== Provided records

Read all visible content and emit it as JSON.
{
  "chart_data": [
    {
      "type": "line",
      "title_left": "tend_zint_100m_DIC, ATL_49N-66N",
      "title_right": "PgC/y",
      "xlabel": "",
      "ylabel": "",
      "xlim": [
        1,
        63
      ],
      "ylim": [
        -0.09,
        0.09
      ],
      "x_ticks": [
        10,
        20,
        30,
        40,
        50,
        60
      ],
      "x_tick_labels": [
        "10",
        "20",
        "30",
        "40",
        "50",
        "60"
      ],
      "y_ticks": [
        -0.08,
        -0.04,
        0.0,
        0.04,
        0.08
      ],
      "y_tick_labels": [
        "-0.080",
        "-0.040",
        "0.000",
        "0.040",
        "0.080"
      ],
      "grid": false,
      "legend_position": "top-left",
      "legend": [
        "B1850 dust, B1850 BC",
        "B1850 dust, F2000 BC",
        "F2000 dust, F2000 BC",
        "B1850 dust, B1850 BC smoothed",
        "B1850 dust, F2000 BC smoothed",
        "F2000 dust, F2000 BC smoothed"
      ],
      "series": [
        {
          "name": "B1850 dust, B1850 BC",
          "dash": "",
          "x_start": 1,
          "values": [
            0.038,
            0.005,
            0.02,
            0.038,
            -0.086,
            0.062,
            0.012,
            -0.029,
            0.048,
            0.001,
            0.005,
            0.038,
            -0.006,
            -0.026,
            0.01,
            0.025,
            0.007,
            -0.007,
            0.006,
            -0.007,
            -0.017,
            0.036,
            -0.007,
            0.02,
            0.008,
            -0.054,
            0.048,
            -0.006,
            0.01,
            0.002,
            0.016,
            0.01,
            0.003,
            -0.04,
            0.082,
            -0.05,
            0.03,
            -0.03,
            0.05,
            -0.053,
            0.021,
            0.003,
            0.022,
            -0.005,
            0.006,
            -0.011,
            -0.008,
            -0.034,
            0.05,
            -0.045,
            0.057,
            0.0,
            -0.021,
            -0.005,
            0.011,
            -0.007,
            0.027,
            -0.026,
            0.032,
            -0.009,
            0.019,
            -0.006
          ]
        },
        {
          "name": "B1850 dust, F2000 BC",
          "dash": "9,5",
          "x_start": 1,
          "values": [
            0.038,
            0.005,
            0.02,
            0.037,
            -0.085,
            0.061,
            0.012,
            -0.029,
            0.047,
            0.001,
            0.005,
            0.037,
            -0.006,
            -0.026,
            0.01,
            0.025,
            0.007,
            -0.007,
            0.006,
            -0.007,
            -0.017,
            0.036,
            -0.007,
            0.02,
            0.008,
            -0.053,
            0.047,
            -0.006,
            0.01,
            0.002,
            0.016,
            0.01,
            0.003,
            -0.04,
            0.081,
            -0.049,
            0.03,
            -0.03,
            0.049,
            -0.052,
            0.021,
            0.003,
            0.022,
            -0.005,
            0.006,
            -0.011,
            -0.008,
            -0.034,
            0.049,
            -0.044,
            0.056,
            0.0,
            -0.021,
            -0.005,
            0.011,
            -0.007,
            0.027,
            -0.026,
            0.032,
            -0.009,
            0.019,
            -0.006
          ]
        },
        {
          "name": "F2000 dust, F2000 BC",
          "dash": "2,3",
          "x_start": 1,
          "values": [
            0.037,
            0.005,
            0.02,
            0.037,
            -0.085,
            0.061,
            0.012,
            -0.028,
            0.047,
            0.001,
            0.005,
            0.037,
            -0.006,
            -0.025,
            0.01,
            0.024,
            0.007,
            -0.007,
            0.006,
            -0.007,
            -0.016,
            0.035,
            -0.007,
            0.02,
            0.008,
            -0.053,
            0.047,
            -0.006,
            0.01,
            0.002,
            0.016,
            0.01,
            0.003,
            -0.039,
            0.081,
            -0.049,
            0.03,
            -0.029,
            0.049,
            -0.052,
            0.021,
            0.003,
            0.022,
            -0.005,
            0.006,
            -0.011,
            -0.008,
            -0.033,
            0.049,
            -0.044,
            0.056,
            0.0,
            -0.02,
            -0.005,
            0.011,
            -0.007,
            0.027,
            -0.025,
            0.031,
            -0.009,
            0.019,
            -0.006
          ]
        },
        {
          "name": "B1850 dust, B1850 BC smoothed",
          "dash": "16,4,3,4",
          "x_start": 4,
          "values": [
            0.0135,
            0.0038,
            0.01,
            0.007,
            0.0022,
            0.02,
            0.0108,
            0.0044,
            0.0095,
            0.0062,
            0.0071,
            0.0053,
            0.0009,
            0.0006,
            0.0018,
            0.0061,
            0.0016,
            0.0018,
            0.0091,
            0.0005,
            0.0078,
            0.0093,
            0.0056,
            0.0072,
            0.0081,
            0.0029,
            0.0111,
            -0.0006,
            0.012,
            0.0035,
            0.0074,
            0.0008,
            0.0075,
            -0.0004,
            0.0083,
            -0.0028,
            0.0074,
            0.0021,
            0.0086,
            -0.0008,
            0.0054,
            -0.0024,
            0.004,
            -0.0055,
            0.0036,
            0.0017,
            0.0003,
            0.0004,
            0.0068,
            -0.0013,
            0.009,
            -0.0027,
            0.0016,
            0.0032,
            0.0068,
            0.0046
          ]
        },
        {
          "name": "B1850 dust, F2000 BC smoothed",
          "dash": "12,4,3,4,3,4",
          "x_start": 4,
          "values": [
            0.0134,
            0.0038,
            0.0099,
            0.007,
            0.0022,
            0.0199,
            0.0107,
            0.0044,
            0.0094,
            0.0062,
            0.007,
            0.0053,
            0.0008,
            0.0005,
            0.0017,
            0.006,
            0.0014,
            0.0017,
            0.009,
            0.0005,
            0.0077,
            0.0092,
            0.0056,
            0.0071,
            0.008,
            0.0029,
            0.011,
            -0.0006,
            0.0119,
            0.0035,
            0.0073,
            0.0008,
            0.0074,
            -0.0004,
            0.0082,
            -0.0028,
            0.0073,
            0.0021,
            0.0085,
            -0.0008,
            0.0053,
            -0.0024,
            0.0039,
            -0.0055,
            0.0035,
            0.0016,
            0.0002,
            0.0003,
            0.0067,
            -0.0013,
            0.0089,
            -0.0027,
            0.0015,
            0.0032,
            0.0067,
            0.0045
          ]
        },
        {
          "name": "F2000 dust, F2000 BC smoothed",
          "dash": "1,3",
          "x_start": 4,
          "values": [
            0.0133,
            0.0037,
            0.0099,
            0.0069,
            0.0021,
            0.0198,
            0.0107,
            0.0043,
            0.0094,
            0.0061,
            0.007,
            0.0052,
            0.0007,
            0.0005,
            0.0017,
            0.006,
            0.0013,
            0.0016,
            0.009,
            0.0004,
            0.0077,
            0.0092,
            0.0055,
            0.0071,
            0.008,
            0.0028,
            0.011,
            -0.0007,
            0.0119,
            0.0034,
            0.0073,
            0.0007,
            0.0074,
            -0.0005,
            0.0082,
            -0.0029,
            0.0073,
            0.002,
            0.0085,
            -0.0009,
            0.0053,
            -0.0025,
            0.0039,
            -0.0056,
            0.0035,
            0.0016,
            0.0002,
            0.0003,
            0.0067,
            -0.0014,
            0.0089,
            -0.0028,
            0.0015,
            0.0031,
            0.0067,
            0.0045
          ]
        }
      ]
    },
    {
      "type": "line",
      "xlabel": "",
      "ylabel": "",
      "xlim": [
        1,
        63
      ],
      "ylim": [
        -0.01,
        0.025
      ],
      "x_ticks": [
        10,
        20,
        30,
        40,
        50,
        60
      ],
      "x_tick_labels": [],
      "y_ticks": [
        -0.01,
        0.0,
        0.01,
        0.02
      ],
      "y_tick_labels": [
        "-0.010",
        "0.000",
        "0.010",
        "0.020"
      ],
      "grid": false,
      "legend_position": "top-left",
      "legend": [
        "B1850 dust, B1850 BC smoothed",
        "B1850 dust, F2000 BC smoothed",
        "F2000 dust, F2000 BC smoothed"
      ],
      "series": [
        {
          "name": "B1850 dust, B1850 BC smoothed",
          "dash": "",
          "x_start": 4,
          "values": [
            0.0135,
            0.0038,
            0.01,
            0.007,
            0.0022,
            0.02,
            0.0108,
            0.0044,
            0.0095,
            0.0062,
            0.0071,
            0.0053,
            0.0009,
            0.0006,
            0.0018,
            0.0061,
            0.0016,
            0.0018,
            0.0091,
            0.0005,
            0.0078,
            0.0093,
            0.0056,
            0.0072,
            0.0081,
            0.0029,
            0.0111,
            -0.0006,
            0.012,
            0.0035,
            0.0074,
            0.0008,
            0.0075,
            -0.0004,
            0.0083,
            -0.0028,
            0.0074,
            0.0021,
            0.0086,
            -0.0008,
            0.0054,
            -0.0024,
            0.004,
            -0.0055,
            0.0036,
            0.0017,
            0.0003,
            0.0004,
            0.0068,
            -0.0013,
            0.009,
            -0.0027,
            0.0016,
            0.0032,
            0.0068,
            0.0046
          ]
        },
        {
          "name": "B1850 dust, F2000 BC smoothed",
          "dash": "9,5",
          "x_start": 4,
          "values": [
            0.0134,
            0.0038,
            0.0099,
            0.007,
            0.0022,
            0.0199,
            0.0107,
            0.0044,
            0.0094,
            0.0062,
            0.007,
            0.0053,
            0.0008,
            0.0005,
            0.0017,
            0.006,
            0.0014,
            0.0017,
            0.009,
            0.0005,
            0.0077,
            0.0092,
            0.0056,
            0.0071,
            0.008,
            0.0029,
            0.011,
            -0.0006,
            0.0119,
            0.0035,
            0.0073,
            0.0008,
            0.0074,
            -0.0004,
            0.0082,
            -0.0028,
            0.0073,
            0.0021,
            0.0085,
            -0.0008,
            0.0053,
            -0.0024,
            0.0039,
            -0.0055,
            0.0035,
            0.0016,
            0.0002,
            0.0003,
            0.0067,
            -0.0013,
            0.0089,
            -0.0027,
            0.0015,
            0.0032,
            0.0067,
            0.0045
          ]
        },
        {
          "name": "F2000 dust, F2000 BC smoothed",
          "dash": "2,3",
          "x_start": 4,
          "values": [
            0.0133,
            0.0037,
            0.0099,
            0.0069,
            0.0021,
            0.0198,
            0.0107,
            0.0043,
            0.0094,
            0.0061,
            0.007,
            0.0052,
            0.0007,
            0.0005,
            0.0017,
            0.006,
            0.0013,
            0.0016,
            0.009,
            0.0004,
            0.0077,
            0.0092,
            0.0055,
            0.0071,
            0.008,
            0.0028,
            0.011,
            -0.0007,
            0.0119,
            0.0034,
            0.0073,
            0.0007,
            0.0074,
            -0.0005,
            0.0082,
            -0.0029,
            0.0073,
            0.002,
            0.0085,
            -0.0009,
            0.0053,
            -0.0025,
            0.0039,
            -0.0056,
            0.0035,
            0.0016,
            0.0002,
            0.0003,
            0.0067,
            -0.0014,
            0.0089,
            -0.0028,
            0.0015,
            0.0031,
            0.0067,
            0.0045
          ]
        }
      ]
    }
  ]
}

====
== Provided records

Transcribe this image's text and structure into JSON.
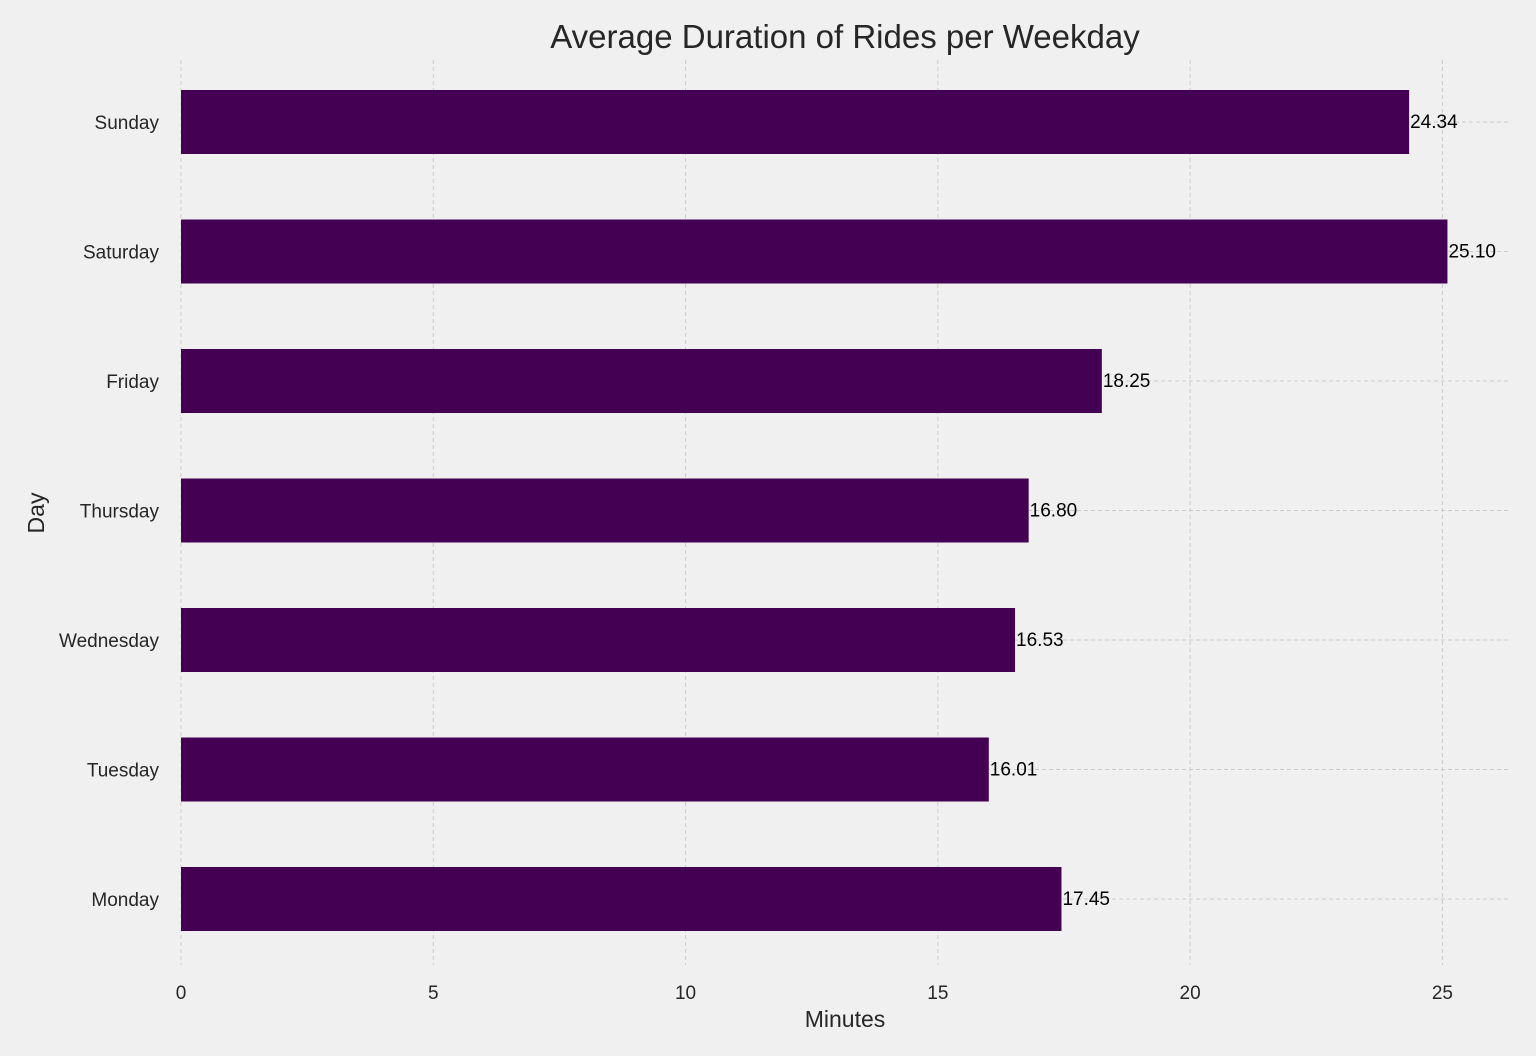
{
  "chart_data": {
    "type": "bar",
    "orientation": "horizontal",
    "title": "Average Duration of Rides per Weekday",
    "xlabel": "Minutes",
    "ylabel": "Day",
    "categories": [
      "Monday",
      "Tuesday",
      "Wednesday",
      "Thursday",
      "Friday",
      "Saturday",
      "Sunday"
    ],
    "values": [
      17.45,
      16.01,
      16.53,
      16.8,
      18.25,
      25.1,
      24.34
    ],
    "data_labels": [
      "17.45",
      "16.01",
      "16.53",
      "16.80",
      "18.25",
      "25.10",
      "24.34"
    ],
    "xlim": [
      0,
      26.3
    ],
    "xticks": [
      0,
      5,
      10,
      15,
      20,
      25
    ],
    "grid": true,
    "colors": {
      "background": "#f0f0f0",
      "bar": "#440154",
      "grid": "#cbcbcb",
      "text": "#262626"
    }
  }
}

====
== Provided records

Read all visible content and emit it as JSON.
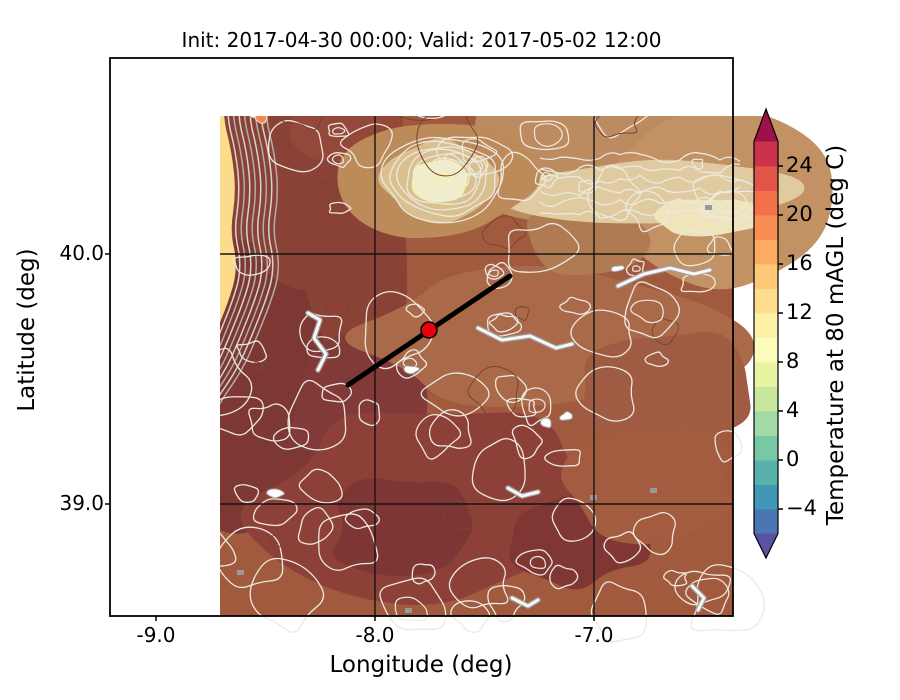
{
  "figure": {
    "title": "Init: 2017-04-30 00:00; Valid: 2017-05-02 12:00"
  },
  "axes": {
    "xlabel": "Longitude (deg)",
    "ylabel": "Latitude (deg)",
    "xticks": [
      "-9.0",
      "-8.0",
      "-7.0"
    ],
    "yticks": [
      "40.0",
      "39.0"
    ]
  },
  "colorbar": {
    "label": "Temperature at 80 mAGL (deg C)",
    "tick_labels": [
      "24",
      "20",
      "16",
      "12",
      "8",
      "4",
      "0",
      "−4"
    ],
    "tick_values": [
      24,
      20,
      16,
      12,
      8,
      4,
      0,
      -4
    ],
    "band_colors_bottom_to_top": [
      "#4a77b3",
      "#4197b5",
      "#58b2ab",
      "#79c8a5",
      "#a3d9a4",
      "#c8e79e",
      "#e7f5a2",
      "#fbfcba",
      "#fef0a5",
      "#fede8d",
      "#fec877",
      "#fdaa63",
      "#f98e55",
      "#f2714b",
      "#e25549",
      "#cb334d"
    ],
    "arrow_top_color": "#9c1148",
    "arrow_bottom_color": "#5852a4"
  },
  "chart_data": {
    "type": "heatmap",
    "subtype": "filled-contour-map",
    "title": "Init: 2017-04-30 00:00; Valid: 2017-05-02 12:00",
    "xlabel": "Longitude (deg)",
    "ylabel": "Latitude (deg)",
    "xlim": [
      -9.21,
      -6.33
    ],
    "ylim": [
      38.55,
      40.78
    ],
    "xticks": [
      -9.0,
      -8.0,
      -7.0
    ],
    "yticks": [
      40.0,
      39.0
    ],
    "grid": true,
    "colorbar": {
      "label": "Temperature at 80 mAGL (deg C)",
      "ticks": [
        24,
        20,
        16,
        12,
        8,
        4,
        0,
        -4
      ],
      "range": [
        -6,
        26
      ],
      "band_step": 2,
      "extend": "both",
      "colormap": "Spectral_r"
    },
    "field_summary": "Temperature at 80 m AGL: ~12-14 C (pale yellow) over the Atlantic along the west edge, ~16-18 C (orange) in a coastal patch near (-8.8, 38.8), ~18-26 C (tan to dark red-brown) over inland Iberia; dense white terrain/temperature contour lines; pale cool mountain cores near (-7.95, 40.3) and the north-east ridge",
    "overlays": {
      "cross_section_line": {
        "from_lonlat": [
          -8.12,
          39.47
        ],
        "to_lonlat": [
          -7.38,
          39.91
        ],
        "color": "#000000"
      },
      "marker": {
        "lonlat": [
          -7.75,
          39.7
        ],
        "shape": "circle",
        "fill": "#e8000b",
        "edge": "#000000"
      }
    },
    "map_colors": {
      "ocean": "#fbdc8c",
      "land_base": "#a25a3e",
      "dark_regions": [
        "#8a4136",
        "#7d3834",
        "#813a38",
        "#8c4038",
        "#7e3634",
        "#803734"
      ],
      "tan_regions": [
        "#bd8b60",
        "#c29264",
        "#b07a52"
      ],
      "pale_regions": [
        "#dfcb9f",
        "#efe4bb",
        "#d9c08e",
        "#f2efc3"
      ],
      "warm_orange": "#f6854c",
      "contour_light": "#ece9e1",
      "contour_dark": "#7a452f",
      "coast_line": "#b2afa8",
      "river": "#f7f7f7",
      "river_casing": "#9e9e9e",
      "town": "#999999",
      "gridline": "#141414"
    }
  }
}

====

- _To be done_: Identify every line where the string "edge" appears.

- _Full response_:
    "field_summary": "Temperature at 80 m AGL: ~12-14 C (pale yellow) over the Atlantic along the west edge, ~16-18 C (orange) in a coastal patch near (-8.8, 38.8), ~18-26 C (tan to dark red-brown) over inland Iberia; dense white terrain/temperature contour lines; pale cool mountain cores near (-7.95, 40.3) and the north-east ridge",
        "edge": "#000000"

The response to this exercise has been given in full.